• _Written request_: Look at the entries below and reproduce them exactly.

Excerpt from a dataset
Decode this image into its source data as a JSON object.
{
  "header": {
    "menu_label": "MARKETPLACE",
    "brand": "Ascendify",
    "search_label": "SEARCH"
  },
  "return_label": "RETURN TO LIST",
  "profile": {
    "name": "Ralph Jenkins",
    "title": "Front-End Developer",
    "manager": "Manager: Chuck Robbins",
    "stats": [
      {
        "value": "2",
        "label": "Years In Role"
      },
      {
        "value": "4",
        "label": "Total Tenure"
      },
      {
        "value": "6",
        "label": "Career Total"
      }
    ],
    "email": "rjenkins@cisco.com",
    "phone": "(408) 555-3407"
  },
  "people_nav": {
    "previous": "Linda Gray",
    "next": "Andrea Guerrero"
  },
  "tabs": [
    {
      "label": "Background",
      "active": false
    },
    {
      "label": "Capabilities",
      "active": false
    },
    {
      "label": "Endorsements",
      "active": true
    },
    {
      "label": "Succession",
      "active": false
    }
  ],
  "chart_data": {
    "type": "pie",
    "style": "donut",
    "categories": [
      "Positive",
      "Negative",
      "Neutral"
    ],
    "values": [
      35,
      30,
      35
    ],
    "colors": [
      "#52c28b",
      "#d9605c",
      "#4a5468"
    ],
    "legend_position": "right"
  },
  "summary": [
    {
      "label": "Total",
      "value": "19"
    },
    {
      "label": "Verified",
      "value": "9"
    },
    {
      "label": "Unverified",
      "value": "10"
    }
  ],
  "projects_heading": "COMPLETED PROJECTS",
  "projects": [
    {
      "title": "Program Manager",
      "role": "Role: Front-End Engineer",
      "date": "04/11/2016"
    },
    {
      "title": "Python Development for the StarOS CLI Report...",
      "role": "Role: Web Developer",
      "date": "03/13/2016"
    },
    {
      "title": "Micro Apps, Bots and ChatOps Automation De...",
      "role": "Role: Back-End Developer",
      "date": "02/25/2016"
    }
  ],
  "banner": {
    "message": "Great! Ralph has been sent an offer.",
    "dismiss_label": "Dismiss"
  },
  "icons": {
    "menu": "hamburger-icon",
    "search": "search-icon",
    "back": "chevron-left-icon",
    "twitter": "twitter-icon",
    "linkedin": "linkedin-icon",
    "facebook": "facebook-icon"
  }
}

• _Written response_:
Decode this image into its source data as a JSON object.
{
  "header": {
    "menu_label": "MARKETPLACE",
    "brand": "Ascendify",
    "search_label": "SEARCH"
  },
  "return_label": "RETURN TO LIST",
  "profile": {
    "name": "Ralph Jenkins",
    "title": "Front-End Developer",
    "manager": "Manager: Chuck Robbins",
    "stats": [
      {
        "value": "2",
        "label": "Years In Role"
      },
      {
        "value": "4",
        "label": "Total Tenure"
      },
      {
        "value": "6",
        "label": "Career Total"
      }
    ],
    "email": "rjenkins@cisco.com",
    "phone": "(408) 555-3407"
  },
  "people_nav": {
    "previous": "Linda Gray",
    "next": "Andrea Guerrero"
  },
  "tabs": [
    {
      "label": "Background",
      "active": false
    },
    {
      "label": "Capabilities",
      "active": false
    },
    {
      "label": "Endorsements",
      "active": true
    },
    {
      "label": "Succession",
      "active": false
    }
  ],
  "chart_data": {
    "type": "pie",
    "style": "donut",
    "categories": [
      "Positive",
      "Negative",
      "Neutral"
    ],
    "values": [
      35,
      30,
      35
    ],
    "colors": [
      "#52c28b",
      "#d9605c",
      "#4a5468"
    ],
    "legend_position": "right"
  },
  "summary": [
    {
      "label": "Total",
      "value": "19"
    },
    {
      "label": "Verified",
      "value": "9"
    },
    {
      "label": "Unverified",
      "value": "10"
    }
  ],
  "projects_heading": "COMPLETED PROJECTS",
  "projects": [
    {
      "title": "Program Manager",
      "role": "Role: Front-End Engineer",
      "date": "04/11/2016"
    },
    {
      "title": "Python Development for the StarOS CLI Report...",
      "role": "Role: Web Developer",
      "date": "03/13/2016"
    },
    {
      "title": "Micro Apps, Bots and ChatOps Automation De...",
      "role": "Role: Back-End Developer",
      "date": "02/25/2016"
    }
  ],
  "banner": {
    "message": "Great! Ralph has been sent an offer.",
    "dismiss_label": "Dismiss"
  },
  "icons": {
    "menu": "hamburger-icon",
    "search": "search-icon",
    "back": "chevron-left-icon",
    "twitter": "twitter-icon",
    "linkedin": "linkedin-icon",
    "facebook": "facebook-icon"
  }
}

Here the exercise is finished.